[Selected text]
────────────────────
Norovirus is a highly infectious illness that affects around 20 million Americans annually, and it has an annual economic impact of approximately $10.5 billion in the United States. Vaxart plans to progress its oral norovirus vaccine program with the initiation of four clinical trials in 2021:

  • A booster dose in a subset of subjects who participated in the prior Phase 1b bivalent study will assess the safety, tolerability and immunogenicity of this dose approximately 18 months after initial dosing. Dosing is completed, and results will be reported by mid-year 2021.
  • A booster ranging trial designed to assess the safety, tolerability, immunogenicity, and efficacy of 2-dose vaccination schedule (4, 8, and 12 weeks apart) started recently.
  • An age escalation trial in subjects over 65 years old designed to assess the safety, tolerability, immunogenicity, and efficacy of 2 dose levels of vaccine with a 2-dose vaccination schedule (4 weeks apart) planned to start in 3Q 2021.
  • A Phase 2 challenge study is planned to start later this year.

Vaxart also released data from a poll it commissioned, which surveyed 1,500 subjects and found that as many as an additional 19 million Americans would decide to get vaccinated against COVID-19 if they had an oral tablet option.

  • The poll suggested as many as an additional 4 million Black, 3 million rural, 2 million Hispanic and 1.5 million Asian Americans would take a pill COVID-19 vaccine.
  • 7 in 10 said they would prefer taking a vaccine pill rather than getting injected with a vaccine.
────────────────────
[Complete the following]
a - In the Vaxart update, list each group of Americans the poll names, along with how many more of them might take a pill COVID-19 vaccine.
b - According to the Vaxart update, how many subjects did the commissioned poll survey?

Structured page parsing data:
────────────────────
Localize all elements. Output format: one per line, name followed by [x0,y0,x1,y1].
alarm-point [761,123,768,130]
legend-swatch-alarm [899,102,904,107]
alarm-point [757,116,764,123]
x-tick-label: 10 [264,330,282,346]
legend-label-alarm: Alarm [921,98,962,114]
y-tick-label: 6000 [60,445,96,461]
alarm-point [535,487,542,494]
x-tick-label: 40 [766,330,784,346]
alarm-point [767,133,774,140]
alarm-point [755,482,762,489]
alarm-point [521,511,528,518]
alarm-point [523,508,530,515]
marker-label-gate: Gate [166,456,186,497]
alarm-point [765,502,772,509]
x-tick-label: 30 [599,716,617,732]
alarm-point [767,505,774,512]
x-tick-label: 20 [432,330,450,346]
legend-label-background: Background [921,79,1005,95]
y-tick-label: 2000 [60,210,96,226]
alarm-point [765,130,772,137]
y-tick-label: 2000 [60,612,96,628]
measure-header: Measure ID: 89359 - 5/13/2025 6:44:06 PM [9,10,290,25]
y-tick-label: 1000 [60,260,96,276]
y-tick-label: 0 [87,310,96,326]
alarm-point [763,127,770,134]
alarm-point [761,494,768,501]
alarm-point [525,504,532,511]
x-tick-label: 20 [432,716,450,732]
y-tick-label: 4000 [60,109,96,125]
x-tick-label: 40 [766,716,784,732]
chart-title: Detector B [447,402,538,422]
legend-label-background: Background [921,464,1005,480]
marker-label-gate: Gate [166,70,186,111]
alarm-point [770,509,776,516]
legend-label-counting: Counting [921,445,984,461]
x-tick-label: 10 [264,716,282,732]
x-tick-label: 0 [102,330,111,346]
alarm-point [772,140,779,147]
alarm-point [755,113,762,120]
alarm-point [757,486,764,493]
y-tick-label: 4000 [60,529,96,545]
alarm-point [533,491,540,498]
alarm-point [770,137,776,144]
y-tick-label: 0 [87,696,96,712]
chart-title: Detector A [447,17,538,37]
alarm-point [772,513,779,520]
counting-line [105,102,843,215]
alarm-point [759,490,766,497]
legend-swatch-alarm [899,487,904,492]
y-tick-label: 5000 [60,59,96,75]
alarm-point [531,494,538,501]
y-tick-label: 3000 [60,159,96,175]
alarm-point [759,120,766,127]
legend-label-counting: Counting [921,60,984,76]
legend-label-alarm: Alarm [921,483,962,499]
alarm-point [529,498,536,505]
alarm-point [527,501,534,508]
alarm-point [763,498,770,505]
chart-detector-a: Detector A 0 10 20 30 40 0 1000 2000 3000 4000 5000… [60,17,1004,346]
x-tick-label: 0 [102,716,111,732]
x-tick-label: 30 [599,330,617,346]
────────────────────
[Answer list]
a -
- Black Americans: as many as an additional 4 million
- Rural Americans: as many as an additional 3 million
- Hispanic Americans: as many as an additional 2 million
- Asian Americans: as many as an additional 1.5 million

b - 1,500 subjects.